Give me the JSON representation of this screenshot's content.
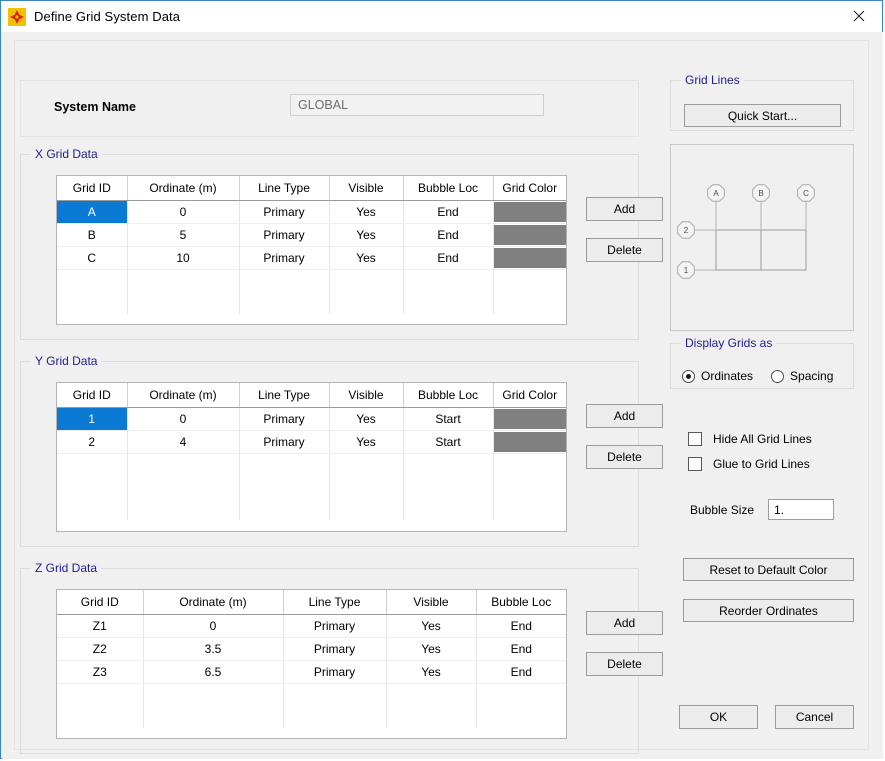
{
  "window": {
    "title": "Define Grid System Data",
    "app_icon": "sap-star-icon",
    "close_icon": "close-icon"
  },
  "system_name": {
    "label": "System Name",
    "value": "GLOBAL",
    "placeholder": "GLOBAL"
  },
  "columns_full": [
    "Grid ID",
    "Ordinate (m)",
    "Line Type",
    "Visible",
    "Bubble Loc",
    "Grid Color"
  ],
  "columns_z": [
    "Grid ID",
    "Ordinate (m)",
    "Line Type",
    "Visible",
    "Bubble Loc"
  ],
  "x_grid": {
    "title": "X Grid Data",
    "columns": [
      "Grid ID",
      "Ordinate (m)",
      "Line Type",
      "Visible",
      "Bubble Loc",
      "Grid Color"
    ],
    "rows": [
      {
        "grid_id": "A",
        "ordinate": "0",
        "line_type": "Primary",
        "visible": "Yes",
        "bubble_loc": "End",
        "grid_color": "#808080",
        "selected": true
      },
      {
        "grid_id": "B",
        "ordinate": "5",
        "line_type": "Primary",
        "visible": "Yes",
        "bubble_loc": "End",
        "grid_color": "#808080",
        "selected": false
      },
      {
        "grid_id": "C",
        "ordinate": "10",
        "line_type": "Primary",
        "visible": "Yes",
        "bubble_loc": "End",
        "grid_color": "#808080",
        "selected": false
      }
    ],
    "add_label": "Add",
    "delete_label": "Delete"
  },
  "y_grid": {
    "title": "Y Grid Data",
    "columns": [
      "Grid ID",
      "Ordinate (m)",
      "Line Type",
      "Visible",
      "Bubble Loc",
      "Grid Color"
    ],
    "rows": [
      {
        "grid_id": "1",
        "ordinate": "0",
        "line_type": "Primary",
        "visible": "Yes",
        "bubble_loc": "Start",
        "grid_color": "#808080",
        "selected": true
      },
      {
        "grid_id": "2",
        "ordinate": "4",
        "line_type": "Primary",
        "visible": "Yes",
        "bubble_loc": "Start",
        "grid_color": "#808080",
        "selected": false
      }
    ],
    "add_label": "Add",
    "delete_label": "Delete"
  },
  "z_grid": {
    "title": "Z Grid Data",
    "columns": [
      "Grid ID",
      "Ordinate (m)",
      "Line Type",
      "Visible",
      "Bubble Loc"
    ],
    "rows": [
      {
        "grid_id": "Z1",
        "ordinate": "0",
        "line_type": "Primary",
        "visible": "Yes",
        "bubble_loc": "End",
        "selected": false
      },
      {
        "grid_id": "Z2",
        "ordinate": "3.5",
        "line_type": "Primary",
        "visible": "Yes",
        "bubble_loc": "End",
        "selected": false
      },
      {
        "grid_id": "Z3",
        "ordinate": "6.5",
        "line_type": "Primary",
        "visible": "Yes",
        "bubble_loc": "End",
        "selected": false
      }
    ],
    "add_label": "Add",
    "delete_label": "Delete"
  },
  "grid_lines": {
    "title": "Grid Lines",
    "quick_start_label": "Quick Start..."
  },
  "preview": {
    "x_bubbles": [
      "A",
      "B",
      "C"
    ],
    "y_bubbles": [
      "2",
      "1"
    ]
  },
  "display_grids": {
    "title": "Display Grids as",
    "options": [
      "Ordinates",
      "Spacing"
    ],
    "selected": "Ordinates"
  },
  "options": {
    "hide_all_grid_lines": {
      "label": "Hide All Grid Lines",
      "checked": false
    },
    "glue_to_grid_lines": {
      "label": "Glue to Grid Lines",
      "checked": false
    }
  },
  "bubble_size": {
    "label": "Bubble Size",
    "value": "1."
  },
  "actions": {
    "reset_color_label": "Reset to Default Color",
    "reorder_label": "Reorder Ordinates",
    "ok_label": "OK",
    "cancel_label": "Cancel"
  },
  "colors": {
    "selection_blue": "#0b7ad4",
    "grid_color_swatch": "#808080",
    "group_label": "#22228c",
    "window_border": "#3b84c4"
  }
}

:::

DO THIS: Reproduce the entries exactly. Do not carry over any picture.

REPLY:
Give me the JSON representation of this screenshot's content.
{
  "window": {
    "title": "Define Grid System Data",
    "app_icon": "sap-star-icon",
    "close_icon": "close-icon"
  },
  "system_name": {
    "label": "System Name",
    "value": "GLOBAL",
    "placeholder": "GLOBAL"
  },
  "columns_full": [
    "Grid ID",
    "Ordinate (m)",
    "Line Type",
    "Visible",
    "Bubble Loc",
    "Grid Color"
  ],
  "columns_z": [
    "Grid ID",
    "Ordinate (m)",
    "Line Type",
    "Visible",
    "Bubble Loc"
  ],
  "x_grid": {
    "title": "X Grid Data",
    "columns": [
      "Grid ID",
      "Ordinate (m)",
      "Line Type",
      "Visible",
      "Bubble Loc",
      "Grid Color"
    ],
    "rows": [
      {
        "grid_id": "A",
        "ordinate": "0",
        "line_type": "Primary",
        "visible": "Yes",
        "bubble_loc": "End",
        "grid_color": "#808080",
        "selected": true
      },
      {
        "grid_id": "B",
        "ordinate": "5",
        "line_type": "Primary",
        "visible": "Yes",
        "bubble_loc": "End",
        "grid_color": "#808080",
        "selected": false
      },
      {
        "grid_id": "C",
        "ordinate": "10",
        "line_type": "Primary",
        "visible": "Yes",
        "bubble_loc": "End",
        "grid_color": "#808080",
        "selected": false
      }
    ],
    "add_label": "Add",
    "delete_label": "Delete"
  },
  "y_grid": {
    "title": "Y Grid Data",
    "columns": [
      "Grid ID",
      "Ordinate (m)",
      "Line Type",
      "Visible",
      "Bubble Loc",
      "Grid Color"
    ],
    "rows": [
      {
        "grid_id": "1",
        "ordinate": "0",
        "line_type": "Primary",
        "visible": "Yes",
        "bubble_loc": "Start",
        "grid_color": "#808080",
        "selected": true
      },
      {
        "grid_id": "2",
        "ordinate": "4",
        "line_type": "Primary",
        "visible": "Yes",
        "bubble_loc": "Start",
        "grid_color": "#808080",
        "selected": false
      }
    ],
    "add_label": "Add",
    "delete_label": "Delete"
  },
  "z_grid": {
    "title": "Z Grid Data",
    "columns": [
      "Grid ID",
      "Ordinate (m)",
      "Line Type",
      "Visible",
      "Bubble Loc"
    ],
    "rows": [
      {
        "grid_id": "Z1",
        "ordinate": "0",
        "line_type": "Primary",
        "visible": "Yes",
        "bubble_loc": "End",
        "selected": false
      },
      {
        "grid_id": "Z2",
        "ordinate": "3.5",
        "line_type": "Primary",
        "visible": "Yes",
        "bubble_loc": "End",
        "selected": false
      },
      {
        "grid_id": "Z3",
        "ordinate": "6.5",
        "line_type": "Primary",
        "visible": "Yes",
        "bubble_loc": "End",
        "selected": false
      }
    ],
    "add_label": "Add",
    "delete_label": "Delete"
  },
  "grid_lines": {
    "title": "Grid Lines",
    "quick_start_label": "Quick Start..."
  },
  "preview": {
    "x_bubbles": [
      "A",
      "B",
      "C"
    ],
    "y_bubbles": [
      "2",
      "1"
    ]
  },
  "display_grids": {
    "title": "Display Grids as",
    "options": [
      "Ordinates",
      "Spacing"
    ],
    "selected": "Ordinates"
  },
  "options": {
    "hide_all_grid_lines": {
      "label": "Hide All Grid Lines",
      "checked": false
    },
    "glue_to_grid_lines": {
      "label": "Glue to Grid Lines",
      "checked": false
    }
  },
  "bubble_size": {
    "label": "Bubble Size",
    "value": "1."
  },
  "actions": {
    "reset_color_label": "Reset to Default Color",
    "reorder_label": "Reorder Ordinates",
    "ok_label": "OK",
    "cancel_label": "Cancel"
  },
  "colors": {
    "selection_blue": "#0b7ad4",
    "grid_color_swatch": "#808080",
    "group_label": "#22228c",
    "window_border": "#3b84c4"
  }
}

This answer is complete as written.